• _WHAT THIS TASK INVOLVES_
What is the number of lines in the data that include the string "manC"? Give it by itself.

[Records from a collection of figures]
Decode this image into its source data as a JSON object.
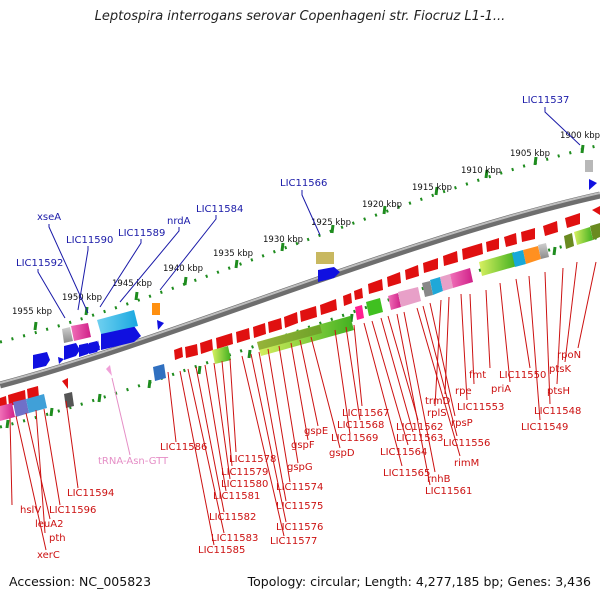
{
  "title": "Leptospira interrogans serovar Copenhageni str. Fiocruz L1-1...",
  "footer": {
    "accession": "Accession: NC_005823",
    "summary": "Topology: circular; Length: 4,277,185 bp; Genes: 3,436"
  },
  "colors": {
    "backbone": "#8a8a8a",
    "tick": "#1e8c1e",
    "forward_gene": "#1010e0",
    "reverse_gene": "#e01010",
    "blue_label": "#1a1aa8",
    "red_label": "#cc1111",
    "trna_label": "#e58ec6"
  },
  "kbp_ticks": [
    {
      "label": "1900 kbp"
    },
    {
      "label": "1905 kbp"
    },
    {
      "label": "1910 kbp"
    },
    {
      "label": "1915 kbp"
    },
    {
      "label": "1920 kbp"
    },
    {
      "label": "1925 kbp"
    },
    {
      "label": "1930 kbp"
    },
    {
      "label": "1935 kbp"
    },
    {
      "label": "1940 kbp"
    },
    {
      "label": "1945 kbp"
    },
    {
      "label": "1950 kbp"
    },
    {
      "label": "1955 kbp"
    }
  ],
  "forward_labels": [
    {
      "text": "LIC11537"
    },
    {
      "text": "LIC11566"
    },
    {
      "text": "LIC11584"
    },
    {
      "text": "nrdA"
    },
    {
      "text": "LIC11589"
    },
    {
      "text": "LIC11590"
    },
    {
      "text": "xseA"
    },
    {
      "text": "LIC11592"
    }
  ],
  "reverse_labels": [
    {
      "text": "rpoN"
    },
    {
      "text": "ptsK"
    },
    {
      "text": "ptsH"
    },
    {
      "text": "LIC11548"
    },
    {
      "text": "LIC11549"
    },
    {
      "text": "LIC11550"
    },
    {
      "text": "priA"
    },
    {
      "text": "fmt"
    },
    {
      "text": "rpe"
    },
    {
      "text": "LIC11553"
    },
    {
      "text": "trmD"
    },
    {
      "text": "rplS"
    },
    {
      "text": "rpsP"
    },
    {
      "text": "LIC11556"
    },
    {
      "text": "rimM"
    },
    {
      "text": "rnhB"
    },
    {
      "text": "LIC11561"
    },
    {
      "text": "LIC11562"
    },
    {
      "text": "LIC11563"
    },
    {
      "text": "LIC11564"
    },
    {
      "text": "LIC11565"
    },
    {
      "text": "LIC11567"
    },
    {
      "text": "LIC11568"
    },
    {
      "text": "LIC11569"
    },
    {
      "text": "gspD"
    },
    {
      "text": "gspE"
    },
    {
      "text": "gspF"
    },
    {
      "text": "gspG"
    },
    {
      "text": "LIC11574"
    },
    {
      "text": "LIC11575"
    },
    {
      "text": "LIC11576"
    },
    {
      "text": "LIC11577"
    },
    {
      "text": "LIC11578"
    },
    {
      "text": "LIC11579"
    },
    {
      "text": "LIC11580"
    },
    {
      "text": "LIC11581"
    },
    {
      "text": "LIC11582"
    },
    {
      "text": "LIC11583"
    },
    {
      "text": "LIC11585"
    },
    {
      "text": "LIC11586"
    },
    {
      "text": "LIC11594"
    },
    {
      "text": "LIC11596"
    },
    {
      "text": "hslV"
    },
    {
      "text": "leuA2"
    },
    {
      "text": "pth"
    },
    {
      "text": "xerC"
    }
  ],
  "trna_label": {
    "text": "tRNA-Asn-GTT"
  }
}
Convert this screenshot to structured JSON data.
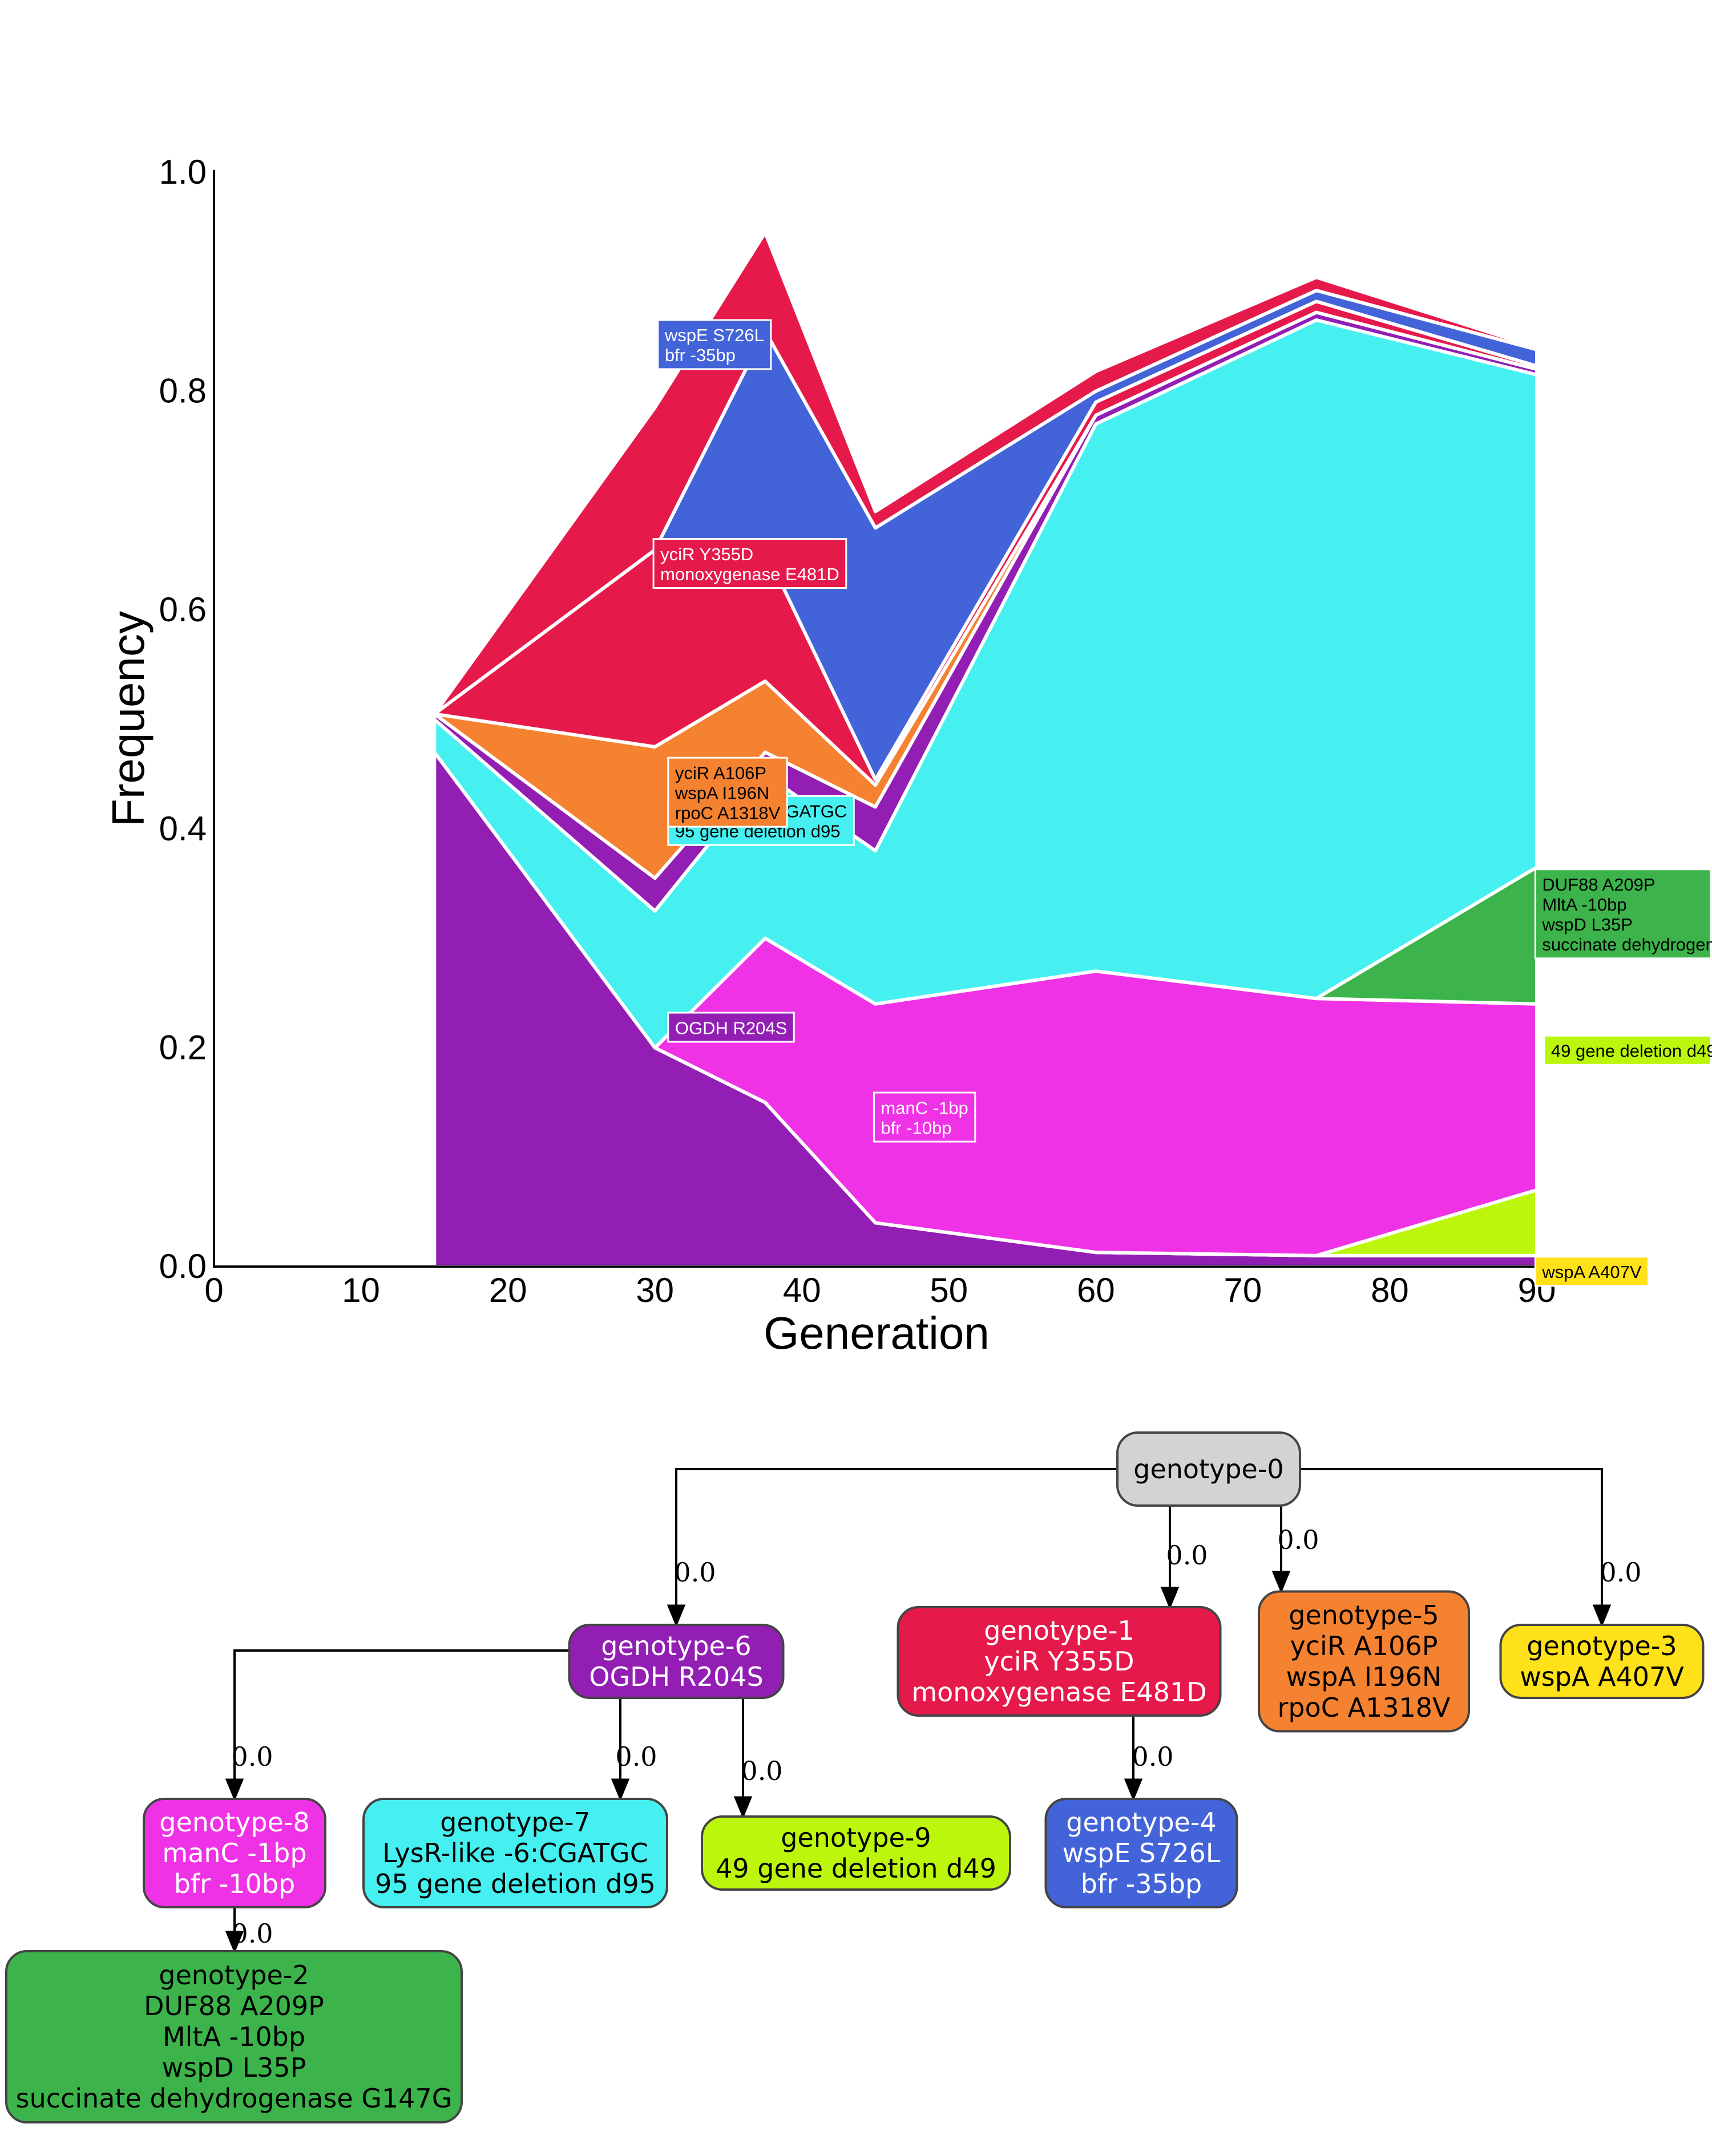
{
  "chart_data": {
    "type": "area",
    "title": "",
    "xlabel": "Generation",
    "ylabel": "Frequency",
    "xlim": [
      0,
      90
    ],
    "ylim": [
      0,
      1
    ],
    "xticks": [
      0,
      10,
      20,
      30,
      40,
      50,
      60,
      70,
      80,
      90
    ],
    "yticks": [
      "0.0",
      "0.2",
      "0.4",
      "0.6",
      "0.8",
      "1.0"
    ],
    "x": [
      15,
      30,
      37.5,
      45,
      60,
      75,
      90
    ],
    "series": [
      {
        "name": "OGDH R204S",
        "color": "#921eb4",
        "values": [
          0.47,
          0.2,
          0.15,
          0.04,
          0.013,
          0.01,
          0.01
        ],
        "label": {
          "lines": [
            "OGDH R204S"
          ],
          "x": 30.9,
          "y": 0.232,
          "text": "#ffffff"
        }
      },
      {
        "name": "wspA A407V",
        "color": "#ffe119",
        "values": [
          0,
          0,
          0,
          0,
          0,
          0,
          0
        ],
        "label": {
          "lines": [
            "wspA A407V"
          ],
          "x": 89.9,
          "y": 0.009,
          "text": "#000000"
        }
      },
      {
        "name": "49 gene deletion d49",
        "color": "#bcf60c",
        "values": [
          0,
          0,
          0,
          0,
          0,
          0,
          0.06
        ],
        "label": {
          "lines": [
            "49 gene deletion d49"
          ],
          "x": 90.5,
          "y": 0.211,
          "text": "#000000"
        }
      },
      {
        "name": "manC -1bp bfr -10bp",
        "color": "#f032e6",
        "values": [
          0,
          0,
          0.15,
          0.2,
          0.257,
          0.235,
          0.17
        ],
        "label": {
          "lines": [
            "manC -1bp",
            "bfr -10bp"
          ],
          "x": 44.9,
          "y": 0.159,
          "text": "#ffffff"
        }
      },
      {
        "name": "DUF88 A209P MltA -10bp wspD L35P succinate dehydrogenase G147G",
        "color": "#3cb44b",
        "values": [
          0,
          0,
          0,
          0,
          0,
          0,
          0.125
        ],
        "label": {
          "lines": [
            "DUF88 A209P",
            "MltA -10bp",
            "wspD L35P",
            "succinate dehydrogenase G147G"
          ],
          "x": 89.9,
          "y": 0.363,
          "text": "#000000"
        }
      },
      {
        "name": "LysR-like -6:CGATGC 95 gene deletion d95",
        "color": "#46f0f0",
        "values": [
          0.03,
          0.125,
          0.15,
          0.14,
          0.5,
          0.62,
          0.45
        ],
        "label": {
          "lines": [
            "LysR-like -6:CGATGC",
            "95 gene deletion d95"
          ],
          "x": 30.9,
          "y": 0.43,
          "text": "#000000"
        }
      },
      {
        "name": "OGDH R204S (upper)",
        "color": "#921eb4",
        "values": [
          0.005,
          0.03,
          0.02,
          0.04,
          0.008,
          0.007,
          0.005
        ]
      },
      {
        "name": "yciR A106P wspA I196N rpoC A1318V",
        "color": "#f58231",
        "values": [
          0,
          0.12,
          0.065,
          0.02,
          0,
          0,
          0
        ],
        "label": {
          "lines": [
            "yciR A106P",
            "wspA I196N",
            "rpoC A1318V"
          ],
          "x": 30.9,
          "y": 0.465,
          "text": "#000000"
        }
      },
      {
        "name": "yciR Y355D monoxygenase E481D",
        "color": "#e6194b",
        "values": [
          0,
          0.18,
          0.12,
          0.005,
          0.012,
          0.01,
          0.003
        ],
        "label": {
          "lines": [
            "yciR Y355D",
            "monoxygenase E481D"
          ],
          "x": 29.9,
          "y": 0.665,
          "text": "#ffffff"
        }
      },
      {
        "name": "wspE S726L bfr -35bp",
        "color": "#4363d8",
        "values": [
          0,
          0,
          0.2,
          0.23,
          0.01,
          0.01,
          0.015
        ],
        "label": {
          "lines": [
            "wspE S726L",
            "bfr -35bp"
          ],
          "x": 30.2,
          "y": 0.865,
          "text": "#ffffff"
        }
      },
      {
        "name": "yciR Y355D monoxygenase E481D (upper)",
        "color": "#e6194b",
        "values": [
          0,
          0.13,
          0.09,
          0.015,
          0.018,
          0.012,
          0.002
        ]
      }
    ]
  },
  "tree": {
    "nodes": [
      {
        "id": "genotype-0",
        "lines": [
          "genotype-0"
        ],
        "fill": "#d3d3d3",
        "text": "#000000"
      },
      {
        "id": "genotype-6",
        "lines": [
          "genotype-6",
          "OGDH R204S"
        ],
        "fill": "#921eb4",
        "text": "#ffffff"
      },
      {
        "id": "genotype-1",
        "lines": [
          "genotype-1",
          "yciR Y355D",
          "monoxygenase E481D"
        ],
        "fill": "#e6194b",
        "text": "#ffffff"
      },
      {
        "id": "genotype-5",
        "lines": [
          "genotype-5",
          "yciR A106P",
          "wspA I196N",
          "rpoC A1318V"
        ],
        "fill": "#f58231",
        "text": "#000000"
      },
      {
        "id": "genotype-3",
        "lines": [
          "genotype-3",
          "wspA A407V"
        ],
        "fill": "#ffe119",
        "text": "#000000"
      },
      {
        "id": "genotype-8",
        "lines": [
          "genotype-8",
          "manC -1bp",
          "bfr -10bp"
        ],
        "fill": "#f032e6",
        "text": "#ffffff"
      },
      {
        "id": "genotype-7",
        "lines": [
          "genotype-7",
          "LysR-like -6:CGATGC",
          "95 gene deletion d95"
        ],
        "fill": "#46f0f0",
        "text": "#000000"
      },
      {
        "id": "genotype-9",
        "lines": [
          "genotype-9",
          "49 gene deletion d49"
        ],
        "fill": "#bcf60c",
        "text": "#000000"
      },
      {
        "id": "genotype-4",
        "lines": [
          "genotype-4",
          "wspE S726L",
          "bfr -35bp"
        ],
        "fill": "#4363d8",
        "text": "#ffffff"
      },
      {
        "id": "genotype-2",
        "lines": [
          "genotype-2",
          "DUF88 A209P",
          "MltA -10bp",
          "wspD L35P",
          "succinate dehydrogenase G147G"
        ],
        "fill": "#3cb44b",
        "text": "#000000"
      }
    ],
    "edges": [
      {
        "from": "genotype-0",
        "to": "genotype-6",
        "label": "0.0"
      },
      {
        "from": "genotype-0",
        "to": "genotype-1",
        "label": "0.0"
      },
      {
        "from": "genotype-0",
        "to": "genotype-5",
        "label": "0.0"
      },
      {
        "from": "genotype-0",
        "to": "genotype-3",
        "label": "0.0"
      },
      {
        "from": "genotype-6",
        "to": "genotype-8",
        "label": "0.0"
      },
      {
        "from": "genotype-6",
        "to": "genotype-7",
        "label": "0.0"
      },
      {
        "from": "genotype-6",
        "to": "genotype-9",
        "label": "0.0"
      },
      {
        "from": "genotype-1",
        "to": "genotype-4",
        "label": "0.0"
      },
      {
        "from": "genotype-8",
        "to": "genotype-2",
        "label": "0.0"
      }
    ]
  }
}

• _TASK RESPONSE_
3